* DIRECTION: Quote all entries in full, exactly.

* SUPPLIED MATERIAL:
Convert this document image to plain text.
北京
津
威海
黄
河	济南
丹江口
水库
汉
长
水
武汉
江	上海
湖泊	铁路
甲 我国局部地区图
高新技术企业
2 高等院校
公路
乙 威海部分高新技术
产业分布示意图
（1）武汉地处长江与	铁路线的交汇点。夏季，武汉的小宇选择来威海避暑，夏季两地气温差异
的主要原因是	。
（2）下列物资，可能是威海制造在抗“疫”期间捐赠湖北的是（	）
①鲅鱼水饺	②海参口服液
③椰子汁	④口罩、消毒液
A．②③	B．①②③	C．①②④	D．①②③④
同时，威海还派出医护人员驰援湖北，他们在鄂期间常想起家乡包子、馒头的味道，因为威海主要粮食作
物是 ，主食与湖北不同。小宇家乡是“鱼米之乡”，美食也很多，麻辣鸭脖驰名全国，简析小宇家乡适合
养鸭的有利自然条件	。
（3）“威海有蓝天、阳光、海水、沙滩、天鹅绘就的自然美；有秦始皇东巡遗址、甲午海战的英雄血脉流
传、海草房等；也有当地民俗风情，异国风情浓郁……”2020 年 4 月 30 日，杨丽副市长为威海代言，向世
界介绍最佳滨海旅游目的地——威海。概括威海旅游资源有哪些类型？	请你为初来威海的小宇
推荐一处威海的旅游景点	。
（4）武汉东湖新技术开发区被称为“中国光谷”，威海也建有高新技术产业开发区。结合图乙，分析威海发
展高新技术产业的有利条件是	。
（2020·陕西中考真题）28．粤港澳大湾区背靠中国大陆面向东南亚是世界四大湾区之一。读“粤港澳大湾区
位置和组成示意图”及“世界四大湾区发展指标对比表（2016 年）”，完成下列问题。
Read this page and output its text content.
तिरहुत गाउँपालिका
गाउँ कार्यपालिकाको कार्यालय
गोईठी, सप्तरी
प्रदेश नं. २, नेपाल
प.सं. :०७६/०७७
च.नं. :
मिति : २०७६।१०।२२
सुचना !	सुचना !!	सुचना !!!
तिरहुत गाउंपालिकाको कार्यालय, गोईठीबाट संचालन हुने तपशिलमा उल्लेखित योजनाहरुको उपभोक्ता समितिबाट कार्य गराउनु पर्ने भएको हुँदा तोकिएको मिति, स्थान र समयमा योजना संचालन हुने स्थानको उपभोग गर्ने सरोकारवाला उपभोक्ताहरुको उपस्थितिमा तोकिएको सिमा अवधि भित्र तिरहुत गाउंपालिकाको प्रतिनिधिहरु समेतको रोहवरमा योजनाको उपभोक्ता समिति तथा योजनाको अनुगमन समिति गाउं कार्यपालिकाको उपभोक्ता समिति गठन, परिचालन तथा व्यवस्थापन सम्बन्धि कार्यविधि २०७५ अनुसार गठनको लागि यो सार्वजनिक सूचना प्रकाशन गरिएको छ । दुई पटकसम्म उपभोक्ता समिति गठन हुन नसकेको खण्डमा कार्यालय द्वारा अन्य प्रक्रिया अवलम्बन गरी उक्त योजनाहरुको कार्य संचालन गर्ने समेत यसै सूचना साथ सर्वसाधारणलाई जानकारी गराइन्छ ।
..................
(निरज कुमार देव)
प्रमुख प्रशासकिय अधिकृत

* FINISHED ANSWER:
Convert this document image to plain text.
北京
津
威海
黄
河	济南
丹江口
水库
汉
长
水
武汉
江	上海
湖泊	铁路
甲 我国局部地区图
高新技术企业
2 高等院校
公路
乙 威海部分高新技术
产业分布示意图
（1）武汉地处长江与	铁路线的交汇点。夏季，武汉的小宇选择来威海避暑，夏季两地气温差异
的主要原因是	。
（2）下列物资，可能是威海制造在抗“疫”期间捐赠湖北的是（	）
①鲅鱼水饺	②海参口服液
③椰子汁	④口罩、消毒液
A．②③	B．①②③	C．①②④	D．①②③④
同时，威海还派出医护人员驰援湖北，他们在鄂期间常想起家乡包子、馒头的味道，因为威海主要粮食作
物是 ，主食与湖北不同。小宇家乡是“鱼米之乡”，美食也很多，麻辣鸭脖驰名全国，简析小宇家乡适合
养鸭的有利自然条件	。
（3）“威海有蓝天、阳光、海水、沙滩、天鹅绘就的自然美；有秦始皇东巡遗址、甲午海战的英雄血脉流
传、海草房等；也有当地民俗风情，异国风情浓郁……”2020 年 4 月 30 日，杨丽副市长为威海代言，向世
界介绍最佳滨海旅游目的地——威海。概括威海旅游资源有哪些类型？	请你为初来威海的小宇
推荐一处威海的旅游景点	。
（4）武汉东湖新技术开发区被称为“中国光谷”，威海也建有高新技术产业开发区。结合图乙，分析威海发
展高新技术产业的有利条件是	。
（2020·陕西中考真题）28．粤港澳大湾区背靠中国大陆面向东南亚是世界四大湾区之一。读“粤港澳大湾区
位置和组成示意图”及“世界四大湾区发展指标对比表（2016 年）”，完成下列问题。
Read this page and output its text content.
तिरहुत गाउँपालिका
गाउँ कार्यपालिकाको कार्यालय
गोईठी, सप्तरी
प्रदेश नं. २, नेपाल
प.सं. :०७६/०७७
च.नं. :
मिति : २०७६।१०।२२
सुचना !	सुचना !!	सुचना !!!
तिरहुत गाउंपालिकाको कार्यालय, गोईठीबाट संचालन हुने तपशिलमा उल्लेखित योजनाहरुको उपभोक्ता समितिबाट कार्य गराउनु पर्ने भएको हुँदा तोकिएको मिति, स्थान र समयमा योजना संचालन हुने स्थानको उपभोग गर्ने सरोकारवाला उपभोक्ताहरुको उपस्थितिमा तोकिएको सिमा अवधि भित्र तिरहुत गाउंपालिकाको प्रतिनिधिहरु समेतको रोहवरमा योजनाको उपभोक्ता समिति तथा योजनाको अनुगमन समिति गाउं कार्यपालिकाको उपभोक्ता समिति गठन, परिचालन तथा व्यवस्थापन सम्बन्धि कार्यविधि २०७५ अनुसार गठनको लागि यो सार्वजनिक सूचना प्रकाशन गरिएको छ । दुई पटकसम्म उपभोक्ता समिति गठन हुन नसकेको खण्डमा कार्यालय द्वारा अन्य प्रक्रिया अवलम्बन गरी उक्त योजनाहरुको कार्य संचालन गर्ने समेत यसै सूचना साथ सर्वसाधारणलाई जानकारी गराइन्छ ।
..................
(निरज कुमार देव)
प्रमुख प्रशासकिय अधिकृत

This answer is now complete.